TEXT =>
FireWall IRX’s packet filtering rule set also enables a security manager to construct rules that are more powerful than those available in simpler routers. For example, IP spoofing (in which an untrusted IP system pretends to have a trusted system’s IP address) could not be detected by many Cisco routers running older software. If you want to buy a used Cisco for use as a router-based firewall, make sure that it includes version 10 or, preferably, version 11 of the IOS software.

If a multi-protocol firewall is important, Network Systems Corporation’s (NSC) The Security Router is an important product to evaluate. The Security Router does everything that the FireWall IRX can do, and more. It adds AppleTalk, DECnet, XNS, and VINES protocols to the firewall rule set, and provides a facility for secure IP tunnels.

All the other products in this chapter offer greater power, security, and flexibility than these routers, but at far greater cost. A packet filtering router is not the state-of-the-art in Internet firewall technology; it might be all you need, however, when coupled with good host security.

Advanced Firewall Architectures

While router-as-firewall may work for many organizations, a more sophisticated firewall is often called for. In this case, either a stateful packet filter or an application gateway (or a hybrid of the two) is called for.

PROVIDED MATERIAL =>
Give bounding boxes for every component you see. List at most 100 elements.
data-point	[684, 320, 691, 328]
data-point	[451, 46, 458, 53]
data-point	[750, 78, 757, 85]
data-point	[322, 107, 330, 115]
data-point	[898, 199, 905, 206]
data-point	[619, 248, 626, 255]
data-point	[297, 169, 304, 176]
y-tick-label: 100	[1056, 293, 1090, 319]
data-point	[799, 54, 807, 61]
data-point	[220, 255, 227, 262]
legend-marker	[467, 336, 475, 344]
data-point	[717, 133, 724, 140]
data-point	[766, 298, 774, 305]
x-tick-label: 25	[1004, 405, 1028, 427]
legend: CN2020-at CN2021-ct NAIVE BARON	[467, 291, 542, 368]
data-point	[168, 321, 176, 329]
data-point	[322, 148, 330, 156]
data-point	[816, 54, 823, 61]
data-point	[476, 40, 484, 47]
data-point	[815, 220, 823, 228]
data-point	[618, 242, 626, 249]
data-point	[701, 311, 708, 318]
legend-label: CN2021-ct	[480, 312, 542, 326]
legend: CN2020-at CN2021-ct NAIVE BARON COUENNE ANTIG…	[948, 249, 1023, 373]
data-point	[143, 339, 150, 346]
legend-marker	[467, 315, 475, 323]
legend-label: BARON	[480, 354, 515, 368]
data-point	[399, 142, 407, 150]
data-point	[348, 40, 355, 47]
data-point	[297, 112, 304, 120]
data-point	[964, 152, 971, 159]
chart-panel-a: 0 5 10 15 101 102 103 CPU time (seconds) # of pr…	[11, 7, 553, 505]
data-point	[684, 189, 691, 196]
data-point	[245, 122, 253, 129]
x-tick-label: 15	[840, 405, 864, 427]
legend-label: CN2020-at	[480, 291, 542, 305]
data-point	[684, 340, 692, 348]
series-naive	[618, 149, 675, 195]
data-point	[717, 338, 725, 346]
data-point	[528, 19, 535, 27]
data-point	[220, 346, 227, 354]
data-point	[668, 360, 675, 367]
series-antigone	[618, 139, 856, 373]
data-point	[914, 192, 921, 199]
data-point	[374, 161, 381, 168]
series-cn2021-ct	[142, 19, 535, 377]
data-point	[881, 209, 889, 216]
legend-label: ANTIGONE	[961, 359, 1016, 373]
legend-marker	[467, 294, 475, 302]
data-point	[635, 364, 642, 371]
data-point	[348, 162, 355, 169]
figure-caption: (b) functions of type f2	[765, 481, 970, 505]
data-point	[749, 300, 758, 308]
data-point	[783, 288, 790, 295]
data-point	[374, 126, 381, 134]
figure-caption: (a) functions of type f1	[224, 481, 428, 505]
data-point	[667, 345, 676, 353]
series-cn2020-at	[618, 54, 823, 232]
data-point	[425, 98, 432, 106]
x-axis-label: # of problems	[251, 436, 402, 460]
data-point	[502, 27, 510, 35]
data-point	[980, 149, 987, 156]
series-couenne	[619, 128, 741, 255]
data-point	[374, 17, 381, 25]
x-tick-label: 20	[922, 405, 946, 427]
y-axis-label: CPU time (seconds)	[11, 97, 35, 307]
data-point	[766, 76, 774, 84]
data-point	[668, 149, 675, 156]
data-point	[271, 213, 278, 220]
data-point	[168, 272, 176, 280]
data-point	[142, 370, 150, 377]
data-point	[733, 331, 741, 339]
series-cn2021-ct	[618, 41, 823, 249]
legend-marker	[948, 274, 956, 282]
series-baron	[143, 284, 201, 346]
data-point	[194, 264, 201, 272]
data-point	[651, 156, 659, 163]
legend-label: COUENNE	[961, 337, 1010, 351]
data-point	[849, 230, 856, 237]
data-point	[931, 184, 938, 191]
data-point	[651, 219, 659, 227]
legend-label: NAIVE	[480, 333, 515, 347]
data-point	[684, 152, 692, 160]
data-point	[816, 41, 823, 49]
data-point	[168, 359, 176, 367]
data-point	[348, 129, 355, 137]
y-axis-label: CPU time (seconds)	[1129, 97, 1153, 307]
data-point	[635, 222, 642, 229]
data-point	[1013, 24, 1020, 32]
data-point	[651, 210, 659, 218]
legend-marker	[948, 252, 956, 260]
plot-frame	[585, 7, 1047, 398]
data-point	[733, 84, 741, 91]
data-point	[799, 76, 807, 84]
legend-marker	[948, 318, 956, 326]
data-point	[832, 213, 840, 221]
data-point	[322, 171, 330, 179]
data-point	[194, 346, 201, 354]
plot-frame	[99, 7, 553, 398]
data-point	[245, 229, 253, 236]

COMPLETE THE FOLLOWING =>
[a] According to the firewall text, which IOS software version should a used Cisco router include to serve as a router-based firewall?
[b] Retype the firewall text between "If a multi-protocol" and "secure IP tunnels.", inclusive.

ANSWERS TO THE PROBLEMS =>
[a] Version 10 or, preferably, version 11.

[b]
If a multi-protocol firewall is important, Network Systems Corporation’s (NSC) The Security Router is an important product to evaluate. The Security Router does everything that the FireWall IRX can do, and more. It adds AppleTalk, DECnet, XNS, and VINES protocols to the firewall rule set, and provides a facility for secure IP tunnels.